— DIRECTIONS FOR THIS TASK —
What is the number of lines containing the word "bataungi"? Please answer with that number and nothing more.

— DATA EXTRACT —
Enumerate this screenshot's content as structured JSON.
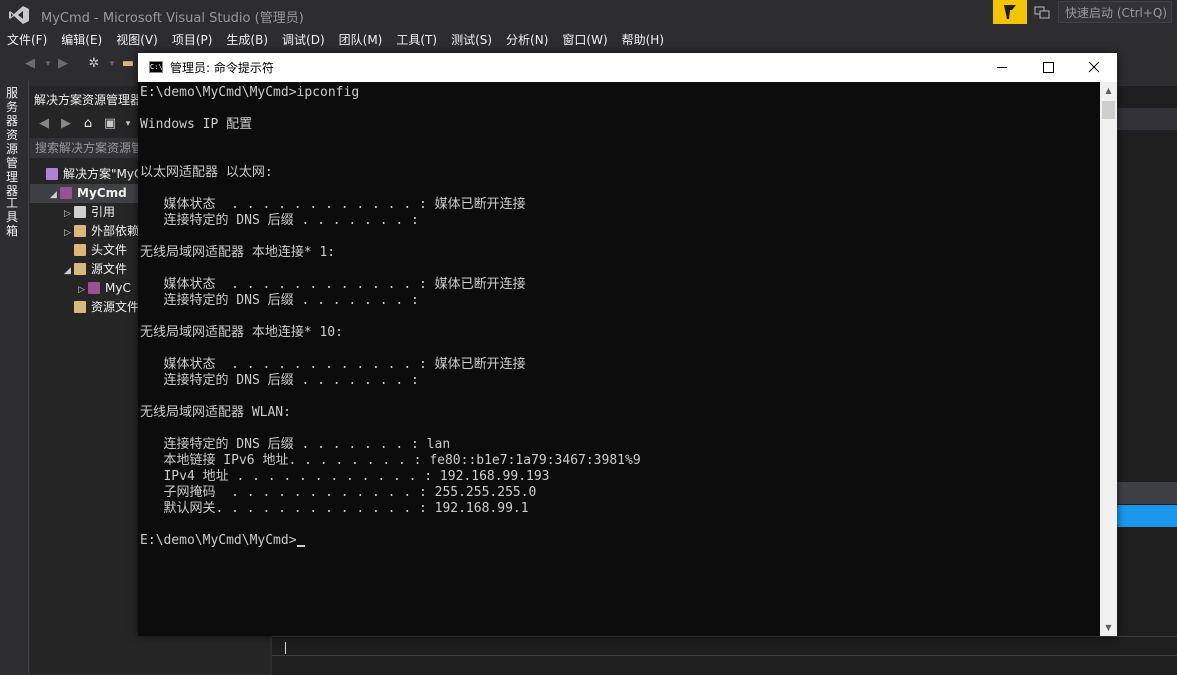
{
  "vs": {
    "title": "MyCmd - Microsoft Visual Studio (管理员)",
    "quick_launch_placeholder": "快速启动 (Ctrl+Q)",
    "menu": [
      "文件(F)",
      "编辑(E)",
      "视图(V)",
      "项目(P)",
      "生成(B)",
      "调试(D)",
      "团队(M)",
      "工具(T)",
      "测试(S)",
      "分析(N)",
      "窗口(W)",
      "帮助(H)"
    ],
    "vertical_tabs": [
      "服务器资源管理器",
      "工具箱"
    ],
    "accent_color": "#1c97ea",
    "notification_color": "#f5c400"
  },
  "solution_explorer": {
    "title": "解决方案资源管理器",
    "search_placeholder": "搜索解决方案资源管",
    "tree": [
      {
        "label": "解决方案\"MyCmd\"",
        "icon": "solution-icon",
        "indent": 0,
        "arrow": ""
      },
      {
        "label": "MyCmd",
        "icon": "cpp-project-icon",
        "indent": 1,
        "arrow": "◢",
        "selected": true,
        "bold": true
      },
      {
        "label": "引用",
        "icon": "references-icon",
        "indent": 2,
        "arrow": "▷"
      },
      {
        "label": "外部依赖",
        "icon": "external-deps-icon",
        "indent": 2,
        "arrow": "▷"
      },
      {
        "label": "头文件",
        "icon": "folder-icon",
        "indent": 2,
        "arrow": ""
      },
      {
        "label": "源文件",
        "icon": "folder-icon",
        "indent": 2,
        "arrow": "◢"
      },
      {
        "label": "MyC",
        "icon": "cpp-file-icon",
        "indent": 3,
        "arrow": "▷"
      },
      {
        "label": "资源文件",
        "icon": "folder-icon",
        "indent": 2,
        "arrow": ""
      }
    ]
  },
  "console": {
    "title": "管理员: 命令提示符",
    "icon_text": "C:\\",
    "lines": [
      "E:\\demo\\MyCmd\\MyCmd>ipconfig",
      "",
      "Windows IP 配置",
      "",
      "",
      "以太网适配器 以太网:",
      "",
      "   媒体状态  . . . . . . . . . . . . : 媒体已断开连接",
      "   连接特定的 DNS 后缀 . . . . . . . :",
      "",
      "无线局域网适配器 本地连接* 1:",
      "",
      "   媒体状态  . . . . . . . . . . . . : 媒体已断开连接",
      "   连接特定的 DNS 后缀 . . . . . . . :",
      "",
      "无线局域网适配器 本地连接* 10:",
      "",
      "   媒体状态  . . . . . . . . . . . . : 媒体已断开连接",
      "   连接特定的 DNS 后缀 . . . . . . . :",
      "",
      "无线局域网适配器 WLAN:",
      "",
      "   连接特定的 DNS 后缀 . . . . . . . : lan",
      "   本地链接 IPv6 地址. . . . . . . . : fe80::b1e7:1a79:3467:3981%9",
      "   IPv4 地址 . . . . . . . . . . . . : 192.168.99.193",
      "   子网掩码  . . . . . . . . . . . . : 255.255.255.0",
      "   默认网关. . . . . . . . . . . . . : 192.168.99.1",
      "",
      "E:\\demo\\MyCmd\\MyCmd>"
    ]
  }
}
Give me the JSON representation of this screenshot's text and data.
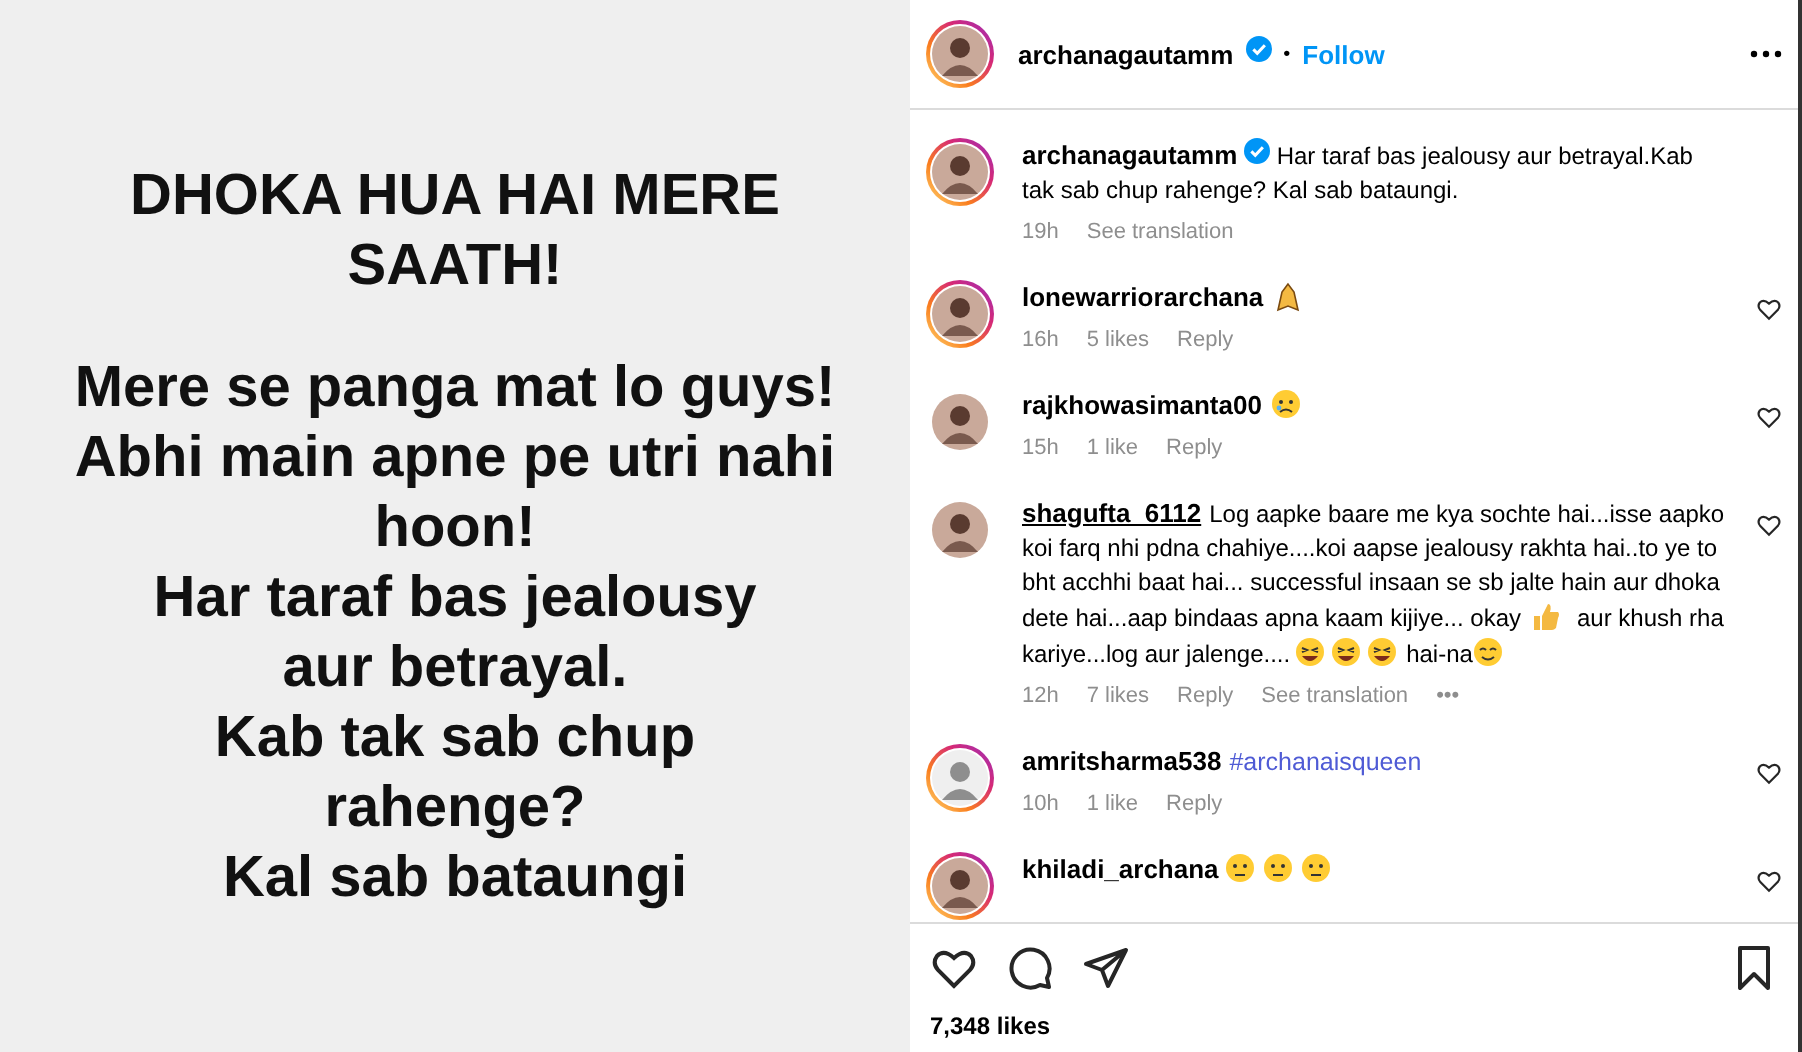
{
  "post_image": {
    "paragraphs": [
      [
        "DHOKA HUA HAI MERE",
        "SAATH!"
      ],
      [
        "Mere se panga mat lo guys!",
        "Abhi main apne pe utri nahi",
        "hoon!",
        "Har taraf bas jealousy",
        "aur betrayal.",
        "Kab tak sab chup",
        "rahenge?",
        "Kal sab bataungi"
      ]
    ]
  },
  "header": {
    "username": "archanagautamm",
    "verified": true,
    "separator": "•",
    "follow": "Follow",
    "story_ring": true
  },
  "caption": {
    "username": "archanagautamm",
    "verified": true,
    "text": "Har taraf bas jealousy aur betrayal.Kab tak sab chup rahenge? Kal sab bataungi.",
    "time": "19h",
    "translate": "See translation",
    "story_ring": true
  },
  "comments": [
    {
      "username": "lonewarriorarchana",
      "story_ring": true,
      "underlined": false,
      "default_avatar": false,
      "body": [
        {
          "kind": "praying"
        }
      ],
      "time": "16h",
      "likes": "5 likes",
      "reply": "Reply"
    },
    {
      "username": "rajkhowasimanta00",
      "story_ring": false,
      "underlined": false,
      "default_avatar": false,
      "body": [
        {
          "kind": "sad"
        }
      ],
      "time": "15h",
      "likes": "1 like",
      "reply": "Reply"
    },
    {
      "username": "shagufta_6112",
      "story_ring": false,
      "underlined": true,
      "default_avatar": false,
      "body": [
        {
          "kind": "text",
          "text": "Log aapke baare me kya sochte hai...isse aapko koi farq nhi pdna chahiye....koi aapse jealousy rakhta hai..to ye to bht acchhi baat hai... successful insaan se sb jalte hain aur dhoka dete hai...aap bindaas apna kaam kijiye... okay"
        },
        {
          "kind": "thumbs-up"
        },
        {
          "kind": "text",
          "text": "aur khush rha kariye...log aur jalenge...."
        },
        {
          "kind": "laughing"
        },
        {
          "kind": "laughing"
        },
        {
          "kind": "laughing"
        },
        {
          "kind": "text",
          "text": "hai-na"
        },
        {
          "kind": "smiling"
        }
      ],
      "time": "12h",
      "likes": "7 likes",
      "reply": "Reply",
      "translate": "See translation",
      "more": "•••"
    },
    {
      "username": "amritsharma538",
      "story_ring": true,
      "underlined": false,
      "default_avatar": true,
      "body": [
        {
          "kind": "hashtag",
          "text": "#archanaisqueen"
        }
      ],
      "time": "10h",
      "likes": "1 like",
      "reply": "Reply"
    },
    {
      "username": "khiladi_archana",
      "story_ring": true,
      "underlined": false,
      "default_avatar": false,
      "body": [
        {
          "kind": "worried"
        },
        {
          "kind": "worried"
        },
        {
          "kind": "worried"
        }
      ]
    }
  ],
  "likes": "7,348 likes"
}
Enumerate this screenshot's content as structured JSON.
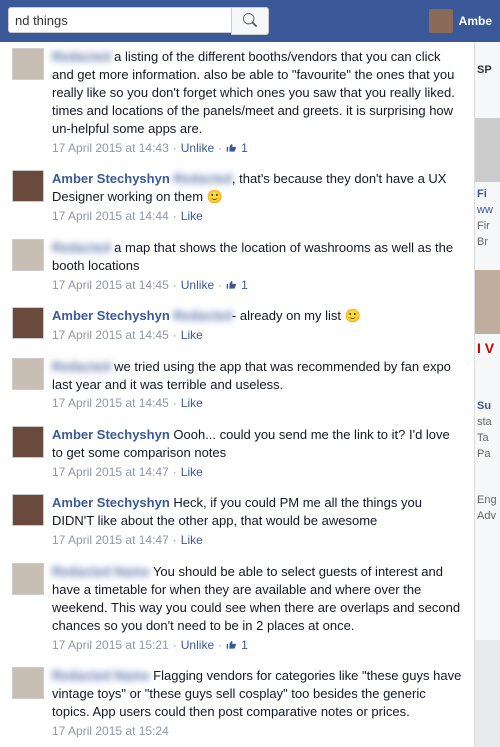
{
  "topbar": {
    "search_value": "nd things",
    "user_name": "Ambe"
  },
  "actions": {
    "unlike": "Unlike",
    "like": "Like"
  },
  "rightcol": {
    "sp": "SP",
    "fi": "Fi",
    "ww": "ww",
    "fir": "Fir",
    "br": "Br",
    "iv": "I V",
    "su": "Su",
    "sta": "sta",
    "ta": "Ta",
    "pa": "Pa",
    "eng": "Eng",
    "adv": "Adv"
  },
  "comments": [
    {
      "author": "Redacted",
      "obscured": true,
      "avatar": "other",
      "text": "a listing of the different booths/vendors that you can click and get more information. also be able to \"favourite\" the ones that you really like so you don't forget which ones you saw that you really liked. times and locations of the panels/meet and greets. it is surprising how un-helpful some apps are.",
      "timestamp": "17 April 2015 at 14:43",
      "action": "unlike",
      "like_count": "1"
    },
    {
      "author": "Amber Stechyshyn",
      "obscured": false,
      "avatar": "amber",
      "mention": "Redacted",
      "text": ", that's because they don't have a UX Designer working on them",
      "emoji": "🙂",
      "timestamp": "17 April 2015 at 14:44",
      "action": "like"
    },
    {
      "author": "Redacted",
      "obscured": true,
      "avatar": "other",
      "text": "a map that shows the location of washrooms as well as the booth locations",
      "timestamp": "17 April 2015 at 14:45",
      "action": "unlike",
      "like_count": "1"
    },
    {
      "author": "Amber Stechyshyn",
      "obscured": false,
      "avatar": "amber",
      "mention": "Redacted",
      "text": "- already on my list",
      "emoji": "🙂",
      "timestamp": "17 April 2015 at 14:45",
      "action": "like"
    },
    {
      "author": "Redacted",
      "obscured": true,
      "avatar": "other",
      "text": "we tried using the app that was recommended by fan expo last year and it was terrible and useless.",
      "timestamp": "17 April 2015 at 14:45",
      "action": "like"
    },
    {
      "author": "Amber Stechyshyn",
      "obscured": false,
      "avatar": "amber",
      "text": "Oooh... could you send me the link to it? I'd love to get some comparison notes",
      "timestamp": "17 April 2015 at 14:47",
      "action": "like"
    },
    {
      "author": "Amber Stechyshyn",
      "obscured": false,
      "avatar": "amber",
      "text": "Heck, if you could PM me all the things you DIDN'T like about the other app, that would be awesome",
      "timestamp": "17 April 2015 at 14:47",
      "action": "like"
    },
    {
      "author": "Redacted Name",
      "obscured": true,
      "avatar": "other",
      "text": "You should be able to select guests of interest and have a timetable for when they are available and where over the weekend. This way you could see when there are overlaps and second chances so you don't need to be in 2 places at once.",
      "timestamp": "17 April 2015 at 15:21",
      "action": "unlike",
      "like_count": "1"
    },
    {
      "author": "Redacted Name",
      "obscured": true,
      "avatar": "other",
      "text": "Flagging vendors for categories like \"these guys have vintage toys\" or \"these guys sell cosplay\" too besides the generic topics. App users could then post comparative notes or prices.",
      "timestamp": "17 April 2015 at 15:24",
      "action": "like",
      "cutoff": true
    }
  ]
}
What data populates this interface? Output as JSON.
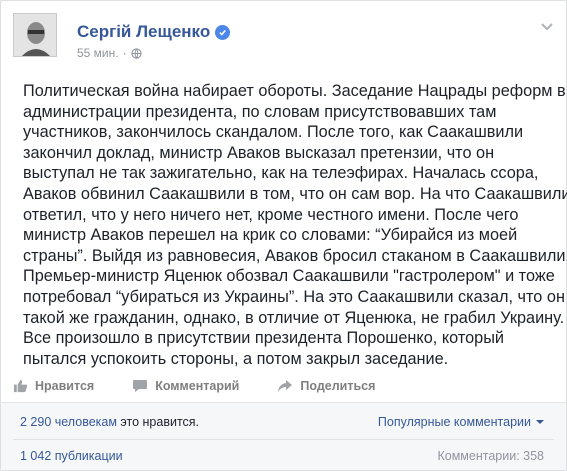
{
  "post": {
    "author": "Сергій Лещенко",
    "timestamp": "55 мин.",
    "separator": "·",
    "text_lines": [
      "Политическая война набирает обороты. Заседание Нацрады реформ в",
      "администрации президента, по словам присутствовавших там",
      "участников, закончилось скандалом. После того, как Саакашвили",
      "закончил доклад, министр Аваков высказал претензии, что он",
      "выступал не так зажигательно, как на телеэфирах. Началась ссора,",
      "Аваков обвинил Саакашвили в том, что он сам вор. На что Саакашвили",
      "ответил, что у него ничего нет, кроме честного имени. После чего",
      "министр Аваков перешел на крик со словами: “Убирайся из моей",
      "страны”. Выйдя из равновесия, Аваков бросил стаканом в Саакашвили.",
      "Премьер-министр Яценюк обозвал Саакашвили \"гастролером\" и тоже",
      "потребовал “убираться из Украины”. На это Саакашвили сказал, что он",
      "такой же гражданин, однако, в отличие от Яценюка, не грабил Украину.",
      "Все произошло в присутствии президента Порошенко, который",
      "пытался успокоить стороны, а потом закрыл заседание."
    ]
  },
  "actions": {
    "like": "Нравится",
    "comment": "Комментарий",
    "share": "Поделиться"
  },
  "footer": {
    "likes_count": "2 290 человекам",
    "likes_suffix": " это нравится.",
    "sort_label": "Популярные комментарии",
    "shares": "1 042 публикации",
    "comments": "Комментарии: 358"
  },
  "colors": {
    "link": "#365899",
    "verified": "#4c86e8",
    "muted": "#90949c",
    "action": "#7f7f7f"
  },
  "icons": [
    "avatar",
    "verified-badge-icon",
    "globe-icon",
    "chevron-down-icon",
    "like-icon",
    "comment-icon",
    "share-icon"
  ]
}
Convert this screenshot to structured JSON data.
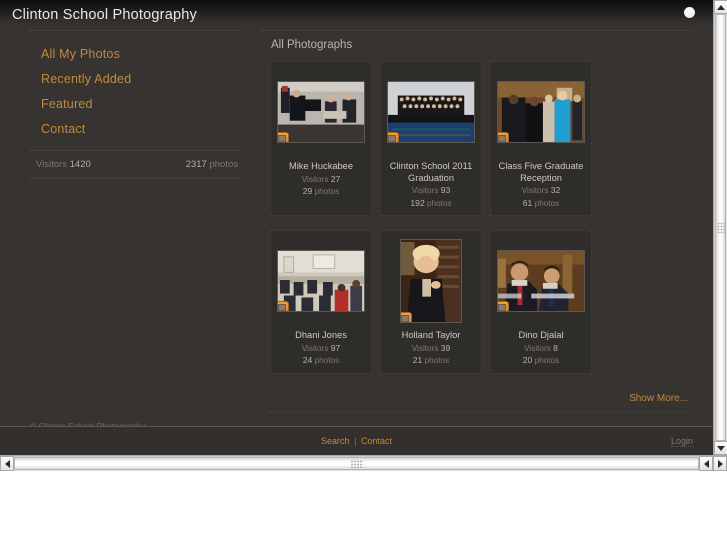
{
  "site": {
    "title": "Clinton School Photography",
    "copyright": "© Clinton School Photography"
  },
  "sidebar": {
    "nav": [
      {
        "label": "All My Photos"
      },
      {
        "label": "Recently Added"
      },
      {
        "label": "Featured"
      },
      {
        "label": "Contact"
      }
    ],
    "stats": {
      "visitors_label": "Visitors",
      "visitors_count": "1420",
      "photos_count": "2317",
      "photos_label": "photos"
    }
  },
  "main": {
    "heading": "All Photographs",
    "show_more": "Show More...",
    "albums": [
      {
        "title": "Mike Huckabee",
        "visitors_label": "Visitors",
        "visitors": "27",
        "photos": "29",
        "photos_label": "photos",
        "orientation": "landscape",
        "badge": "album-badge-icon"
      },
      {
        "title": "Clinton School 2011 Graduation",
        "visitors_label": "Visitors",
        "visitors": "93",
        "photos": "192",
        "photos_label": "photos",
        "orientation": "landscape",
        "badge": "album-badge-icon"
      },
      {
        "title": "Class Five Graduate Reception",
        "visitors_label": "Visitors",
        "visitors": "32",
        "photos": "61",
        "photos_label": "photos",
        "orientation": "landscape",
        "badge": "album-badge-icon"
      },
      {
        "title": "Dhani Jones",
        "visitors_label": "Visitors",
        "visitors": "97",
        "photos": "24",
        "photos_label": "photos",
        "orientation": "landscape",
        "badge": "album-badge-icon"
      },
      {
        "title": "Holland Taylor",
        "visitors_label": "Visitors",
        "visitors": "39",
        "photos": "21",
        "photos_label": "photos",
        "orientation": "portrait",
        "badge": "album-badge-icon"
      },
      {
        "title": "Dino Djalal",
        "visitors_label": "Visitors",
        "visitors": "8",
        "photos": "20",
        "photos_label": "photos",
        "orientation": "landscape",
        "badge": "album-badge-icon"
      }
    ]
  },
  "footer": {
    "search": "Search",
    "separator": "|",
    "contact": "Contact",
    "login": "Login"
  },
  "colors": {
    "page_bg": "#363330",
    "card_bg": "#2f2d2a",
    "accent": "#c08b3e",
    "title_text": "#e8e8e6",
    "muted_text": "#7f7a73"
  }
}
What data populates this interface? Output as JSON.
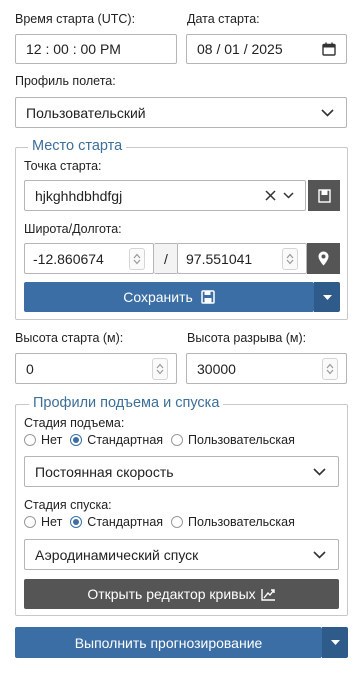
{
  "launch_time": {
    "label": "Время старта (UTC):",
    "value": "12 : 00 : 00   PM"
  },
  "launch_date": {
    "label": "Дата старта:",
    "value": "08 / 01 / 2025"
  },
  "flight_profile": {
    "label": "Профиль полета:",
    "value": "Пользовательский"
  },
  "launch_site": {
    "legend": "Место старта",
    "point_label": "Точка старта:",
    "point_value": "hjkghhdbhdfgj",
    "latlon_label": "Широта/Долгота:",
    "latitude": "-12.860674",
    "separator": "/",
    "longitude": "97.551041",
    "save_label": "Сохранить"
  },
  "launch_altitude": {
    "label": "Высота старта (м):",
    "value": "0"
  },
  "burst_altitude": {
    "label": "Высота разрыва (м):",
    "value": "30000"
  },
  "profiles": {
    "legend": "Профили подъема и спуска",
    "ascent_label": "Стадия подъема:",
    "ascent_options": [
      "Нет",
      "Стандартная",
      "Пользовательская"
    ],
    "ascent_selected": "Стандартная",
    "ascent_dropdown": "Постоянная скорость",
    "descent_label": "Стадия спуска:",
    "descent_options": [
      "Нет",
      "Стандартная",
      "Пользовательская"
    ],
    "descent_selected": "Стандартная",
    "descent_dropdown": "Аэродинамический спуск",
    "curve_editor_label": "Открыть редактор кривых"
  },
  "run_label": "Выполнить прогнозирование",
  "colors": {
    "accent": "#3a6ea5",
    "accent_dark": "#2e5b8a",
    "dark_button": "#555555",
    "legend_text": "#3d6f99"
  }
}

— FULL RESPONSE —
2